>> Start PROVIDED ENTRIES

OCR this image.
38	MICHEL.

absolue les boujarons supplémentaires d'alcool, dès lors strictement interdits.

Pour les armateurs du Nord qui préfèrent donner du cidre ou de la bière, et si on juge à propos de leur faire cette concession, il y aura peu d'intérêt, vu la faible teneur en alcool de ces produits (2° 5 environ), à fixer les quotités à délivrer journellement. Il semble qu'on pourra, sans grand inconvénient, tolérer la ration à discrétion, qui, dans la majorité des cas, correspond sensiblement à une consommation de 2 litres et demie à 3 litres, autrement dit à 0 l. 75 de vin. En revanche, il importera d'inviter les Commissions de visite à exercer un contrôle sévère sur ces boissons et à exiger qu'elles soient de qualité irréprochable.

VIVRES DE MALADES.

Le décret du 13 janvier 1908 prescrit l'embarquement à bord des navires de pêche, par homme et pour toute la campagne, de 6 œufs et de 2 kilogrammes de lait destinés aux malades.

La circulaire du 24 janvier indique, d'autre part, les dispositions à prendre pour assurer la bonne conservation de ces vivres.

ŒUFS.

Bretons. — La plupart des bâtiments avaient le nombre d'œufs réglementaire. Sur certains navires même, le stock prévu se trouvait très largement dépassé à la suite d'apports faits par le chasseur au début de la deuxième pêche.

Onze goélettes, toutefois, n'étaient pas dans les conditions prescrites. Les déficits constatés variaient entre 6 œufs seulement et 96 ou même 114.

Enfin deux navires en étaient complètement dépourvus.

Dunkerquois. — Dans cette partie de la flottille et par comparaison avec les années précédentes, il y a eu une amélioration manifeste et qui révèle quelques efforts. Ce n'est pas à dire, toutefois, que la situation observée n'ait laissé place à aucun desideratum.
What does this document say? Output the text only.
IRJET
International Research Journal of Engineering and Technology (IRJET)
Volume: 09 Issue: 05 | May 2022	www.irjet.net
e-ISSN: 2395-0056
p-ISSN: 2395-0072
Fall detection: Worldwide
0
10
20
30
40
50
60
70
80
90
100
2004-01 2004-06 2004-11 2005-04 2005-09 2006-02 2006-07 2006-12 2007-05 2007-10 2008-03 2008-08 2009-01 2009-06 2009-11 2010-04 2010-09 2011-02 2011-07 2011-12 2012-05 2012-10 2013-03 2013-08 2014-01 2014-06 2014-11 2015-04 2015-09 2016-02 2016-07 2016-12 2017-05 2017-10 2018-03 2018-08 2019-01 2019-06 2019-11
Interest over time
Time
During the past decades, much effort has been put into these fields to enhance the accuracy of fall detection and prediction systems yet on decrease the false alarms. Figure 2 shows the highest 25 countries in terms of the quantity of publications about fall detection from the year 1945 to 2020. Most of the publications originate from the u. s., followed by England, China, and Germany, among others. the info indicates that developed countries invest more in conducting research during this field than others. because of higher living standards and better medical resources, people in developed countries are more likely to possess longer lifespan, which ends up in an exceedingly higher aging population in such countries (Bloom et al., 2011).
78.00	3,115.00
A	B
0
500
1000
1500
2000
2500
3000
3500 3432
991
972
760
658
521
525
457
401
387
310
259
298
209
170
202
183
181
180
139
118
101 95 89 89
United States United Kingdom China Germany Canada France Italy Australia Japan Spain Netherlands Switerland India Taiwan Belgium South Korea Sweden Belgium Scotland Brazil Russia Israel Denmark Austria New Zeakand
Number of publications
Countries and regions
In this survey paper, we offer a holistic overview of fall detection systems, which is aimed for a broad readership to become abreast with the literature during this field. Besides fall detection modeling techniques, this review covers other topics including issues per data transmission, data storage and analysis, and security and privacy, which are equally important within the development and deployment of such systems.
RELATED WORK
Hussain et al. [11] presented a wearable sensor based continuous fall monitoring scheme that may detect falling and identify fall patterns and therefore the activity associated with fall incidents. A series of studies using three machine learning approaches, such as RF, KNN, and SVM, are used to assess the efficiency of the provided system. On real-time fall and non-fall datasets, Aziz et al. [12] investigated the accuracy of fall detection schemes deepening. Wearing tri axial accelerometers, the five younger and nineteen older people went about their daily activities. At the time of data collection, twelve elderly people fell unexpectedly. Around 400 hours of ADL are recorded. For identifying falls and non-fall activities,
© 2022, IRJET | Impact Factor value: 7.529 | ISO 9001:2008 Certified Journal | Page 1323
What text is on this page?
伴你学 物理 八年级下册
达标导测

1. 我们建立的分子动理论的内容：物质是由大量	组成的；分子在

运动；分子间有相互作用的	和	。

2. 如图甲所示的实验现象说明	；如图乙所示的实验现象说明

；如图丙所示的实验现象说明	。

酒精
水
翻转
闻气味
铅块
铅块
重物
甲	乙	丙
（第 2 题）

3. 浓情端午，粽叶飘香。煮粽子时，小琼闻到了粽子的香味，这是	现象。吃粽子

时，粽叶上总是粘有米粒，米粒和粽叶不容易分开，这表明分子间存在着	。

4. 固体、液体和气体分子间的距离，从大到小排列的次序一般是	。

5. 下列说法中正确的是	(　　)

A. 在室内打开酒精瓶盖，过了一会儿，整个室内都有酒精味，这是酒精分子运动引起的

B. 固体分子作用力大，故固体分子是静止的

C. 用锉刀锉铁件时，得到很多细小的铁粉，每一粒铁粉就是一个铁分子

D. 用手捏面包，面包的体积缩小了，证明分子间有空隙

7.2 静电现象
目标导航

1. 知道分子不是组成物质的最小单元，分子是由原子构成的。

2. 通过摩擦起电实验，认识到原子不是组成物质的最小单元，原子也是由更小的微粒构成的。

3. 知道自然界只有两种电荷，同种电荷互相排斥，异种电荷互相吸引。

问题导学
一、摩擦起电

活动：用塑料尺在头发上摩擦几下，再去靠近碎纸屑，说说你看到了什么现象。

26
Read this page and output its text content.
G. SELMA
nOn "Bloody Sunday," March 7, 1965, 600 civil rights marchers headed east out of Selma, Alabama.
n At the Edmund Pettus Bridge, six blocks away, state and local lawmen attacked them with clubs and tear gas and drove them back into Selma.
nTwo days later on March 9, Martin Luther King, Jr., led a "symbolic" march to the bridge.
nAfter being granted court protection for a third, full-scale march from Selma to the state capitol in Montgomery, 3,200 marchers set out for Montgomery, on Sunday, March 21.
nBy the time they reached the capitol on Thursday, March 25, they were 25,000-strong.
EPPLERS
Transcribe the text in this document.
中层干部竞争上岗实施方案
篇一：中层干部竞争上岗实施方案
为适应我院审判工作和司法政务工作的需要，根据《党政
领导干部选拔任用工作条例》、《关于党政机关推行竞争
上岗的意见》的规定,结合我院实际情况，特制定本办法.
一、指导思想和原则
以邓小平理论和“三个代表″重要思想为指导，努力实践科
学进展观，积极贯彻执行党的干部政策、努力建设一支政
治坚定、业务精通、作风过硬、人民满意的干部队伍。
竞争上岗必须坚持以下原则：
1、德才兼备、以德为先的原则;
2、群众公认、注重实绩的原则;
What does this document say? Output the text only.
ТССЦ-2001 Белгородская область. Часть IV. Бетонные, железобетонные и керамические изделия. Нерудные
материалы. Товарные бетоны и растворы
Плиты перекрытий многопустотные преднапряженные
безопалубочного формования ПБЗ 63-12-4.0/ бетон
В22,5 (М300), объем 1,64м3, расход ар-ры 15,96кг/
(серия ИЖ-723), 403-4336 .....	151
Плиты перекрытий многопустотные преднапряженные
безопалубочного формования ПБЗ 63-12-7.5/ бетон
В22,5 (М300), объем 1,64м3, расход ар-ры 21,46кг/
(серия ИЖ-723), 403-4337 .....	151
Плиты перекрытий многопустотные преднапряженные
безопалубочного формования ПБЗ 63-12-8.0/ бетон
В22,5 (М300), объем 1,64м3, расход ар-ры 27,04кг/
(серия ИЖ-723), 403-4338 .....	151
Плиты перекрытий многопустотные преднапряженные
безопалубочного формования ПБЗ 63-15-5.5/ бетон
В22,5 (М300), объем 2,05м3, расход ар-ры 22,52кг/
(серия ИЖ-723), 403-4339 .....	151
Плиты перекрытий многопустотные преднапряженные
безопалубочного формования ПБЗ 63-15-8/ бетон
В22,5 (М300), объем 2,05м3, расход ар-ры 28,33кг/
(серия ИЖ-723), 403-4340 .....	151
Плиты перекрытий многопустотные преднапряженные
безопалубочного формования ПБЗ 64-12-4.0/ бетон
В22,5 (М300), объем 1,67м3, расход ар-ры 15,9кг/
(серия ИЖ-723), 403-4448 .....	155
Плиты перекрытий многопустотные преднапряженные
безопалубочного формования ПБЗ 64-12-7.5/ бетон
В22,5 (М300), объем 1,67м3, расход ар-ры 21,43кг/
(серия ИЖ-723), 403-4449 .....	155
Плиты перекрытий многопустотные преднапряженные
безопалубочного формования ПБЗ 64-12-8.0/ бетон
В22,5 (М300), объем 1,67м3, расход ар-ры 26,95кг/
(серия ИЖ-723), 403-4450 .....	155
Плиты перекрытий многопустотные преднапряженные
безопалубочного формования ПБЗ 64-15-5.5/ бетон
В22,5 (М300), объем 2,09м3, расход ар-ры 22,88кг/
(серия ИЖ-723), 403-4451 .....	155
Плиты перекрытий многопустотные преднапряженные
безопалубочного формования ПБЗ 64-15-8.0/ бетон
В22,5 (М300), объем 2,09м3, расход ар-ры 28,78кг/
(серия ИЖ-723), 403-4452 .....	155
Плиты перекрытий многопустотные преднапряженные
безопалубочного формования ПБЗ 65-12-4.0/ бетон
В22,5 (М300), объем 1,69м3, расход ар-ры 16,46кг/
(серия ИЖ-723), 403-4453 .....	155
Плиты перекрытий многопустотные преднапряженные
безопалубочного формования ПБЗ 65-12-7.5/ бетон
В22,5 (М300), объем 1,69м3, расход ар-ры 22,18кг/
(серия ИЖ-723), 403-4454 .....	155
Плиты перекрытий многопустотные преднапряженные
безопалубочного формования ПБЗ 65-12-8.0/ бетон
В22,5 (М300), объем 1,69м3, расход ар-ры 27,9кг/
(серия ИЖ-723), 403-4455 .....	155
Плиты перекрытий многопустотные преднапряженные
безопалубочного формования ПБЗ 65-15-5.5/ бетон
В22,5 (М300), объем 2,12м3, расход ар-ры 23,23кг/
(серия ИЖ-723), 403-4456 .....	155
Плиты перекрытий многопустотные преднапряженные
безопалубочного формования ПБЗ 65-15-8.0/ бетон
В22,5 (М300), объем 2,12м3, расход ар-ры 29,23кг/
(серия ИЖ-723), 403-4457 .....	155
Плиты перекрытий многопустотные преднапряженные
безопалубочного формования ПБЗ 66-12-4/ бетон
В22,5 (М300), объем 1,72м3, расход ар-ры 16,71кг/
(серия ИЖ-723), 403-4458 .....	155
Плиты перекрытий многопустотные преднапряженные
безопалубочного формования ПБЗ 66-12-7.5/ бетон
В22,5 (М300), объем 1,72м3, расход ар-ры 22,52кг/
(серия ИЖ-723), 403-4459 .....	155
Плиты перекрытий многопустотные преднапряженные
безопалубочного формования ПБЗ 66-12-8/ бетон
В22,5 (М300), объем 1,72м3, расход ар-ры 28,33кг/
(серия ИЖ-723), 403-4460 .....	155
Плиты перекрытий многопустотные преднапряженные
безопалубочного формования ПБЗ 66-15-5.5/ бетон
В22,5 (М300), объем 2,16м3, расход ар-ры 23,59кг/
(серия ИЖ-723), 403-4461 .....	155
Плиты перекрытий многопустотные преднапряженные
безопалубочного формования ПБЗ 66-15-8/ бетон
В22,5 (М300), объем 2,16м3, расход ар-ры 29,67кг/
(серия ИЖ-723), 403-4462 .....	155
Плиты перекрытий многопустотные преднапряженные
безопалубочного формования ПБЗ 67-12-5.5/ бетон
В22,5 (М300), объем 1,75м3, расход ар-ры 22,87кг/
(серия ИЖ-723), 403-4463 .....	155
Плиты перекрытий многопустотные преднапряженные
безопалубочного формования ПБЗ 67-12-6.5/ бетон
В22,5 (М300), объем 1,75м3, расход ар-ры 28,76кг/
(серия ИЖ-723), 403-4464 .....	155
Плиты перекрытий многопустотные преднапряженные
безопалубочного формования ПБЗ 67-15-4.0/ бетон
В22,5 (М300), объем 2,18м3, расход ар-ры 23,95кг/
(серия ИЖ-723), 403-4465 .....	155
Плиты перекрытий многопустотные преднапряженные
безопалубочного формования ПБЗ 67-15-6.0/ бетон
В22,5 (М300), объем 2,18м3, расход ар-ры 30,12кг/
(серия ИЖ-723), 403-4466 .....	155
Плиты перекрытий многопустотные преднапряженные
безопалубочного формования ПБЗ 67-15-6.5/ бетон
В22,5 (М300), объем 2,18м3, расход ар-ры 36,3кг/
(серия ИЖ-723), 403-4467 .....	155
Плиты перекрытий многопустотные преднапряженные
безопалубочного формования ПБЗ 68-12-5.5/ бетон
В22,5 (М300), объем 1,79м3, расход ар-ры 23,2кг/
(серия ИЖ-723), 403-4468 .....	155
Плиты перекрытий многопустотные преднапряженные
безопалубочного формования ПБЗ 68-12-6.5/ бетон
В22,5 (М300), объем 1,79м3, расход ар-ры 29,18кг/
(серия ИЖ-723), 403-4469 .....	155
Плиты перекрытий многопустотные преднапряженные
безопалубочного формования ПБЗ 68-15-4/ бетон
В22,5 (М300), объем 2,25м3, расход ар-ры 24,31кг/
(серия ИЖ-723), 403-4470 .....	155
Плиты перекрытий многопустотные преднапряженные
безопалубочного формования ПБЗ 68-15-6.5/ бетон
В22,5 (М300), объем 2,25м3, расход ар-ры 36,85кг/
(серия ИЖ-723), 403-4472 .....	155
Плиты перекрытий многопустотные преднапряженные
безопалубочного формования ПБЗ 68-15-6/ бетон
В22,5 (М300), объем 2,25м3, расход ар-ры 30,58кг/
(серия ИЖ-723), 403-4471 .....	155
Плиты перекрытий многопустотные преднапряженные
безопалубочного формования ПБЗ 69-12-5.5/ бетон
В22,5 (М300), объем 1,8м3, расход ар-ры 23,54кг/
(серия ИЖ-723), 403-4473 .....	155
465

>> End PROVIDED ENTRIES

*DIRECTION:* Give only the number of lines that include the word "Sunday".

*WRITTEN REPLY:* 2